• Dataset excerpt
____________
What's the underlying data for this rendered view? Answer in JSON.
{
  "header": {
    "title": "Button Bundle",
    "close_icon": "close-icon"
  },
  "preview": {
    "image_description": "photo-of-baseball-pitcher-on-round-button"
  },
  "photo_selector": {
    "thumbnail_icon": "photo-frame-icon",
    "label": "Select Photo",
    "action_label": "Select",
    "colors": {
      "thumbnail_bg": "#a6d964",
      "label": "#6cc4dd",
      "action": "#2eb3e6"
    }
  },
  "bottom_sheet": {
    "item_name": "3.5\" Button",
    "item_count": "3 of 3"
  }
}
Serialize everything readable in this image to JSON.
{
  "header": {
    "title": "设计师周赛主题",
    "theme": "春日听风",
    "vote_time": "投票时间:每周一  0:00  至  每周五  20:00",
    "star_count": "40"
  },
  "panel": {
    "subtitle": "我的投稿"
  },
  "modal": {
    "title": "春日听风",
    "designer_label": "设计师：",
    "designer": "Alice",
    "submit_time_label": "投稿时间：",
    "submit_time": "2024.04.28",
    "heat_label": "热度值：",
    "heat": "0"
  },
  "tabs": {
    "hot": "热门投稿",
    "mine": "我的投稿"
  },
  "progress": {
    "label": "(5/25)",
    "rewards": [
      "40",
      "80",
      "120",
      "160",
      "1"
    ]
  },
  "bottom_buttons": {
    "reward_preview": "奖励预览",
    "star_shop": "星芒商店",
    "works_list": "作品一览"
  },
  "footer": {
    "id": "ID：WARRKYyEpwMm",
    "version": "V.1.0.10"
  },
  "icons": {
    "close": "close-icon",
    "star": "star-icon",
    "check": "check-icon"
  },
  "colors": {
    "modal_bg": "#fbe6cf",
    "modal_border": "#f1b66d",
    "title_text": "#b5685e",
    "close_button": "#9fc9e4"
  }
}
____________
• Exercise description
Reproduce the material exactly, with every line intact.

• Task response
What's the underlying data for this rendered view? Answer in JSON.
{
  "header": {
    "title": "Button Bundle",
    "close_icon": "close-icon"
  },
  "preview": {
    "image_description": "photo-of-baseball-pitcher-on-round-button"
  },
  "photo_selector": {
    "thumbnail_icon": "photo-frame-icon",
    "label": "Select Photo",
    "action_label": "Select",
    "colors": {
      "thumbnail_bg": "#a6d964",
      "label": "#6cc4dd",
      "action": "#2eb3e6"
    }
  },
  "bottom_sheet": {
    "item_name": "3.5\" Button",
    "item_count": "3 of 3"
  }
}
Serialize everything readable in this image to JSON.
{
  "header": {
    "title": "设计师周赛主题",
    "theme": "春日听风",
    "vote_time": "投票时间:每周一  0:00  至  每周五  20:00",
    "star_count": "40"
  },
  "panel": {
    "subtitle": "我的投稿"
  },
  "modal": {
    "title": "春日听风",
    "designer_label": "设计师：",
    "designer": "Alice",
    "submit_time_label": "投稿时间：",
    "submit_time": "2024.04.28",
    "heat_label": "热度值：",
    "heat": "0"
  },
  "tabs": {
    "hot": "热门投稿",
    "mine": "我的投稿"
  },
  "progress": {
    "label": "(5/25)",
    "rewards": [
      "40",
      "80",
      "120",
      "160",
      "1"
    ]
  },
  "bottom_buttons": {
    "reward_preview": "奖励预览",
    "star_shop": "星芒商店",
    "works_list": "作品一览"
  },
  "footer": {
    "id": "ID：WARRKYyEpwMm",
    "version": "V.1.0.10"
  },
  "icons": {
    "close": "close-icon",
    "star": "star-icon",
    "check": "check-icon"
  },
  "colors": {
    "modal_bg": "#fbe6cf",
    "modal_border": "#f1b66d",
    "title_text": "#b5685e",
    "close_button": "#9fc9e4"
  }
}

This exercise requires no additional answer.